-- START --

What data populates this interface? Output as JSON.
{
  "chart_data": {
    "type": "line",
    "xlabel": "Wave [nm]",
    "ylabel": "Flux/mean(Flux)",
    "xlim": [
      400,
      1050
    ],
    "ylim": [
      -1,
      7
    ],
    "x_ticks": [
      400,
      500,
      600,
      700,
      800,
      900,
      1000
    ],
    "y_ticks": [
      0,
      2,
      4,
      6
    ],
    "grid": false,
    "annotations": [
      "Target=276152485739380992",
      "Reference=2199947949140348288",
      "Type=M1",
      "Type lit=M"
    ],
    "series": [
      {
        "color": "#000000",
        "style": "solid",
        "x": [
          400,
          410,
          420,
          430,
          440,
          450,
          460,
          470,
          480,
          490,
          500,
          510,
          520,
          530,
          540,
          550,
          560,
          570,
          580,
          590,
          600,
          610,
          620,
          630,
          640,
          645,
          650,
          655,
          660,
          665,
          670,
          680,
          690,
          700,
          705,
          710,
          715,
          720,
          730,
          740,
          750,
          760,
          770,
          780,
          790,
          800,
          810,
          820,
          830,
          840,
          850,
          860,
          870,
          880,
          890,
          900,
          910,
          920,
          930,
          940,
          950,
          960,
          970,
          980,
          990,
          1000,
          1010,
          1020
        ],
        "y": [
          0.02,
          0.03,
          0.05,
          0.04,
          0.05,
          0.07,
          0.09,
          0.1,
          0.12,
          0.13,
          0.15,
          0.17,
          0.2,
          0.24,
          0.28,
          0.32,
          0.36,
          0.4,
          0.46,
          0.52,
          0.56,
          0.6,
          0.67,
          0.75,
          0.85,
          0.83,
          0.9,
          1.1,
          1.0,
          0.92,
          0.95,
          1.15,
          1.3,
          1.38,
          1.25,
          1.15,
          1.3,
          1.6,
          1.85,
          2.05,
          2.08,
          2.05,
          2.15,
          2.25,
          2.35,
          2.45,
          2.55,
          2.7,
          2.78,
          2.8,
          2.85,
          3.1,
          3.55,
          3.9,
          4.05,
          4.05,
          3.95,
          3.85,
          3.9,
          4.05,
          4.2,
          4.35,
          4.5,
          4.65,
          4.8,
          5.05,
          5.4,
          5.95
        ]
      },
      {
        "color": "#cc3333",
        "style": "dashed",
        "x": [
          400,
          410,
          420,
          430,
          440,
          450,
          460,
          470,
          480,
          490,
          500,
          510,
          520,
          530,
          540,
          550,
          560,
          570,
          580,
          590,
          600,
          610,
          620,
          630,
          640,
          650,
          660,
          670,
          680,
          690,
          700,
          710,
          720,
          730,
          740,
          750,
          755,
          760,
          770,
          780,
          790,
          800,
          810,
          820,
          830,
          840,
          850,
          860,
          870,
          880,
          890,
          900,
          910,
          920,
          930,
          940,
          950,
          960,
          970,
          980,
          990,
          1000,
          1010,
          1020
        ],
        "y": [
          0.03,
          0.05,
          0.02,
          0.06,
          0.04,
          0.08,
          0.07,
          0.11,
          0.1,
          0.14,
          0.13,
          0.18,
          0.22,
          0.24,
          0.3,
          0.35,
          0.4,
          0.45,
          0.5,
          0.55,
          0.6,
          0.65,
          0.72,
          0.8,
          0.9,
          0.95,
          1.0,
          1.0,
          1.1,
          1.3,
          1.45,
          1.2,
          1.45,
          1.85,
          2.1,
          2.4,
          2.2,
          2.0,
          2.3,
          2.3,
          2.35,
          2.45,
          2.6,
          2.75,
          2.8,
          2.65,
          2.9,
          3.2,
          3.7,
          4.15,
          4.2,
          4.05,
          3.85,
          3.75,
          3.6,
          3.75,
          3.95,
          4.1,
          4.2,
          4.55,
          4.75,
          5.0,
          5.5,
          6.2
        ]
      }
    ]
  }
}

-- END --

**GOAL**.
Take the entries above and transcribe them in full.

**EXPECTED ANSWER**.
What data populates this interface? Output as JSON.
{
  "chart_data": {
    "type": "line",
    "xlabel": "Wave [nm]",
    "ylabel": "Flux/mean(Flux)",
    "xlim": [
      400,
      1050
    ],
    "ylim": [
      -1,
      7
    ],
    "x_ticks": [
      400,
      500,
      600,
      700,
      800,
      900,
      1000
    ],
    "y_ticks": [
      0,
      2,
      4,
      6
    ],
    "grid": false,
    "annotations": [
      "Target=276152485739380992",
      "Reference=2199947949140348288",
      "Type=M1",
      "Type lit=M"
    ],
    "series": [
      {
        "color": "#000000",
        "style": "solid",
        "x": [
          400,
          410,
          420,
          430,
          440,
          450,
          460,
          470,
          480,
          490,
          500,
          510,
          520,
          530,
          540,
          550,
          560,
          570,
          580,
          590,
          600,
          610,
          620,
          630,
          640,
          645,
          650,
          655,
          660,
          665,
          670,
          680,
          690,
          700,
          705,
          710,
          715,
          720,
          730,
          740,
          750,
          760,
          770,
          780,
          790,
          800,
          810,
          820,
          830,
          840,
          850,
          860,
          870,
          880,
          890,
          900,
          910,
          920,
          930,
          940,
          950,
          960,
          970,
          980,
          990,
          1000,
          1010,
          1020
        ],
        "y": [
          0.02,
          0.03,
          0.05,
          0.04,
          0.05,
          0.07,
          0.09,
          0.1,
          0.12,
          0.13,
          0.15,
          0.17,
          0.2,
          0.24,
          0.28,
          0.32,
          0.36,
          0.4,
          0.46,
          0.52,
          0.56,
          0.6,
          0.67,
          0.75,
          0.85,
          0.83,
          0.9,
          1.1,
          1.0,
          0.92,
          0.95,
          1.15,
          1.3,
          1.38,
          1.25,
          1.15,
          1.3,
          1.6,
          1.85,
          2.05,
          2.08,
          2.05,
          2.15,
          2.25,
          2.35,
          2.45,
          2.55,
          2.7,
          2.78,
          2.8,
          2.85,
          3.1,
          3.55,
          3.9,
          4.05,
          4.05,
          3.95,
          3.85,
          3.9,
          4.05,
          4.2,
          4.35,
          4.5,
          4.65,
          4.8,
          5.05,
          5.4,
          5.95
        ]
      },
      {
        "color": "#cc3333",
        "style": "dashed",
        "x": [
          400,
          410,
          420,
          430,
          440,
          450,
          460,
          470,
          480,
          490,
          500,
          510,
          520,
          530,
          540,
          550,
          560,
          570,
          580,
          590,
          600,
          610,
          620,
          630,
          640,
          650,
          660,
          670,
          680,
          690,
          700,
          710,
          720,
          730,
          740,
          750,
          755,
          760,
          770,
          780,
          790,
          800,
          810,
          820,
          830,
          840,
          850,
          860,
          870,
          880,
          890,
          900,
          910,
          920,
          930,
          940,
          950,
          960,
          970,
          980,
          990,
          1000,
          1010,
          1020
        ],
        "y": [
          0.03,
          0.05,
          0.02,
          0.06,
          0.04,
          0.08,
          0.07,
          0.11,
          0.1,
          0.14,
          0.13,
          0.18,
          0.22,
          0.24,
          0.3,
          0.35,
          0.4,
          0.45,
          0.5,
          0.55,
          0.6,
          0.65,
          0.72,
          0.8,
          0.9,
          0.95,
          1.0,
          1.0,
          1.1,
          1.3,
          1.45,
          1.2,
          1.45,
          1.85,
          2.1,
          2.4,
          2.2,
          2.0,
          2.3,
          2.3,
          2.35,
          2.45,
          2.6,
          2.75,
          2.8,
          2.65,
          2.9,
          3.2,
          3.7,
          4.15,
          4.2,
          4.05,
          3.85,
          3.75,
          3.6,
          3.75,
          3.95,
          4.1,
          4.2,
          4.55,
          4.75,
          5.0,
          5.5,
          6.2
        ]
      }
    ]
  }
}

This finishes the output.